=== What is expected ===
Using the data below, repeat all of it precisely.

--- START OF Given records ---

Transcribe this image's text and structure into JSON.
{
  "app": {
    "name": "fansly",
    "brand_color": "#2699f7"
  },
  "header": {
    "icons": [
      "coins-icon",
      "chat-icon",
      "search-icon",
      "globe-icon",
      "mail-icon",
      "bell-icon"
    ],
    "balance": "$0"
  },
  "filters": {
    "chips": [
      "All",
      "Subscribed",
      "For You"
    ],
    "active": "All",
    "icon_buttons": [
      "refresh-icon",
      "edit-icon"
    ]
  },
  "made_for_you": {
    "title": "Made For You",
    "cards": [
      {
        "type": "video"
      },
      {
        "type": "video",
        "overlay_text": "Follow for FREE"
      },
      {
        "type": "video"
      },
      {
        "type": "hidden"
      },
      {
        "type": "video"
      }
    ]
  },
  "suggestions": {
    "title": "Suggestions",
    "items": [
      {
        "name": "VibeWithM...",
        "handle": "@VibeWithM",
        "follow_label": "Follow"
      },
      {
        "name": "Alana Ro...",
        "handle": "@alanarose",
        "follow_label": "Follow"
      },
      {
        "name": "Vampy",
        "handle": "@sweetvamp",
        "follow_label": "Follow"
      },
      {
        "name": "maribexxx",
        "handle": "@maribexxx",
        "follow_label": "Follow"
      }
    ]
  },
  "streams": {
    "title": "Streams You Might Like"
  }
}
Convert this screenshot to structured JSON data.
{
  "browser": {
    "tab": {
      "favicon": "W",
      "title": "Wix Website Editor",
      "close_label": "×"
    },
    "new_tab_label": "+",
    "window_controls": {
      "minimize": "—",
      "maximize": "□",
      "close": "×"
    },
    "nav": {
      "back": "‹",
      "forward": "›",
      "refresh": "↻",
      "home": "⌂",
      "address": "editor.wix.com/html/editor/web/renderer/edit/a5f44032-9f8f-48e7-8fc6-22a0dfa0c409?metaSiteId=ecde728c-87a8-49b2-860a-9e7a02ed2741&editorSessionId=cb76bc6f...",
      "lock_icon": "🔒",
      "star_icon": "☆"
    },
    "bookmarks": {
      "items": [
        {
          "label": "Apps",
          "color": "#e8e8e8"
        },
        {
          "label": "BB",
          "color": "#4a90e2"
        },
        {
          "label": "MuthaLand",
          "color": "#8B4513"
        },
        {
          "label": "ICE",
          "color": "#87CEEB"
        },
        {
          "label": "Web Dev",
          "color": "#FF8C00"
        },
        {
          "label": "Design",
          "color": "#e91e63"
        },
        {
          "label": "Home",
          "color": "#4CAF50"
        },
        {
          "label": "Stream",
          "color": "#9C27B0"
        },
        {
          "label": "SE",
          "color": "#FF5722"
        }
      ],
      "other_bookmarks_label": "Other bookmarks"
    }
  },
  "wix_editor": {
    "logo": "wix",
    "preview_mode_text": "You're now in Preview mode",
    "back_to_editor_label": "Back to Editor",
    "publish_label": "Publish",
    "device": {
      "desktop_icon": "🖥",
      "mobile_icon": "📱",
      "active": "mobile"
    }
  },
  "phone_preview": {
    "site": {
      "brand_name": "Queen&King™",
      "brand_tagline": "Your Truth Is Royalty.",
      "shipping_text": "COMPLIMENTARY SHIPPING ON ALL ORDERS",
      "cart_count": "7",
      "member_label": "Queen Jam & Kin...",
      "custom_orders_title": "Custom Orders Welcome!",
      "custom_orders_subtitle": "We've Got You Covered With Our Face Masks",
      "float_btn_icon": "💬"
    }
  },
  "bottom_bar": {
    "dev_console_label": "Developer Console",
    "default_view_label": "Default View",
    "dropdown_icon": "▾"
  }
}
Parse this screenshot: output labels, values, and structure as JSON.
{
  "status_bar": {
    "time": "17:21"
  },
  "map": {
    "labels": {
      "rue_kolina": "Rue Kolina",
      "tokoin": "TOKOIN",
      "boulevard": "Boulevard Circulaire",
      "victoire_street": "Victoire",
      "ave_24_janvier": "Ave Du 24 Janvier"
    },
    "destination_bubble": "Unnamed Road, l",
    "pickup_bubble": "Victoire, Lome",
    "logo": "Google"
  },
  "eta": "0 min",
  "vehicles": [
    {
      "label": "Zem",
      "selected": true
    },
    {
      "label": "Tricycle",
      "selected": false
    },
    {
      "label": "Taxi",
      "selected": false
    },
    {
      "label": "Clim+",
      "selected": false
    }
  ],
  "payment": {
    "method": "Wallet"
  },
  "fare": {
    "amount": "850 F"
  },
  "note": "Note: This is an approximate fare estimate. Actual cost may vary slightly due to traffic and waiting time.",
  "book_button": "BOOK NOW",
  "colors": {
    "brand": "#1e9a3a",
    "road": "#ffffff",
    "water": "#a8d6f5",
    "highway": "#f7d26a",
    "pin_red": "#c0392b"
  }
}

--- END OF Given records ---

=== Reply ===
Transcribe this image's text and structure into JSON.
{
  "app": {
    "name": "fansly",
    "brand_color": "#2699f7"
  },
  "header": {
    "icons": [
      "coins-icon",
      "chat-icon",
      "search-icon",
      "globe-icon",
      "mail-icon",
      "bell-icon"
    ],
    "balance": "$0"
  },
  "filters": {
    "chips": [
      "All",
      "Subscribed",
      "For You"
    ],
    "active": "All",
    "icon_buttons": [
      "refresh-icon",
      "edit-icon"
    ]
  },
  "made_for_you": {
    "title": "Made For You",
    "cards": [
      {
        "type": "video"
      },
      {
        "type": "video",
        "overlay_text": "Follow for FREE"
      },
      {
        "type": "video"
      },
      {
        "type": "hidden"
      },
      {
        "type": "video"
      }
    ]
  },
  "suggestions": {
    "title": "Suggestions",
    "items": [
      {
        "name": "VibeWithM...",
        "handle": "@VibeWithM",
        "follow_label": "Follow"
      },
      {
        "name": "Alana Ro...",
        "handle": "@alanarose",
        "follow_label": "Follow"
      },
      {
        "name": "Vampy",
        "handle": "@sweetvamp",
        "follow_label": "Follow"
      },
      {
        "name": "maribexxx",
        "handle": "@maribexxx",
        "follow_label": "Follow"
      }
    ]
  },
  "streams": {
    "title": "Streams You Might Like"
  }
}
Convert this screenshot to structured JSON data.
{
  "browser": {
    "tab": {
      "favicon": "W",
      "title": "Wix Website Editor",
      "close_label": "×"
    },
    "new_tab_label": "+",
    "window_controls": {
      "minimize": "—",
      "maximize": "□",
      "close": "×"
    },
    "nav": {
      "back": "‹",
      "forward": "›",
      "refresh": "↻",
      "home": "⌂",
      "address": "editor.wix.com/html/editor/web/renderer/edit/a5f44032-9f8f-48e7-8fc6-22a0dfa0c409?metaSiteId=ecde728c-87a8-49b2-860a-9e7a02ed2741&editorSessionId=cb76bc6f...",
      "lock_icon": "🔒",
      "star_icon": "☆"
    },
    "bookmarks": {
      "items": [
        {
          "label": "Apps",
          "color": "#e8e8e8"
        },
        {
          "label": "BB",
          "color": "#4a90e2"
        },
        {
          "label": "MuthaLand",
          "color": "#8B4513"
        },
        {
          "label": "ICE",
          "color": "#87CEEB"
        },
        {
          "label": "Web Dev",
          "color": "#FF8C00"
        },
        {
          "label": "Design",
          "color": "#e91e63"
        },
        {
          "label": "Home",
          "color": "#4CAF50"
        },
        {
          "label": "Stream",
          "color": "#9C27B0"
        },
        {
          "label": "SE",
          "color": "#FF5722"
        }
      ],
      "other_bookmarks_label": "Other bookmarks"
    }
  },
  "wix_editor": {
    "logo": "wix",
    "preview_mode_text": "You're now in Preview mode",
    "back_to_editor_label": "Back to Editor",
    "publish_label": "Publish",
    "device": {
      "desktop_icon": "🖥",
      "mobile_icon": "📱",
      "active": "mobile"
    }
  },
  "phone_preview": {
    "site": {
      "brand_name": "Queen&King™",
      "brand_tagline": "Your Truth Is Royalty.",
      "shipping_text": "COMPLIMENTARY SHIPPING ON ALL ORDERS",
      "cart_count": "7",
      "member_label": "Queen Jam & Kin...",
      "custom_orders_title": "Custom Orders Welcome!",
      "custom_orders_subtitle": "We've Got You Covered With Our Face Masks",
      "float_btn_icon": "💬"
    }
  },
  "bottom_bar": {
    "dev_console_label": "Developer Console",
    "default_view_label": "Default View",
    "dropdown_icon": "▾"
  }
}
Parse this screenshot: output labels, values, and structure as JSON.
{
  "status_bar": {
    "time": "17:21"
  },
  "map": {
    "labels": {
      "rue_kolina": "Rue Kolina",
      "tokoin": "TOKOIN",
      "boulevard": "Boulevard Circulaire",
      "victoire_street": "Victoire",
      "ave_24_janvier": "Ave Du 24 Janvier"
    },
    "destination_bubble": "Unnamed Road, l",
    "pickup_bubble": "Victoire, Lome",
    "logo": "Google"
  },
  "eta": "0 min",
  "vehicles": [
    {
      "label": "Zem",
      "selected": true
    },
    {
      "label": "Tricycle",
      "selected": false
    },
    {
      "label": "Taxi",
      "selected": false
    },
    {
      "label": "Clim+",
      "selected": false
    }
  ],
  "payment": {
    "method": "Wallet"
  },
  "fare": {
    "amount": "850 F"
  },
  "note": "Note: This is an approximate fare estimate. Actual cost may vary slightly due to traffic and waiting time.",
  "book_button": "BOOK NOW",
  "colors": {
    "brand": "#1e9a3a",
    "road": "#ffffff",
    "water": "#a8d6f5",
    "highway": "#f7d26a",
    "pin_red": "#c0392b"
  }
}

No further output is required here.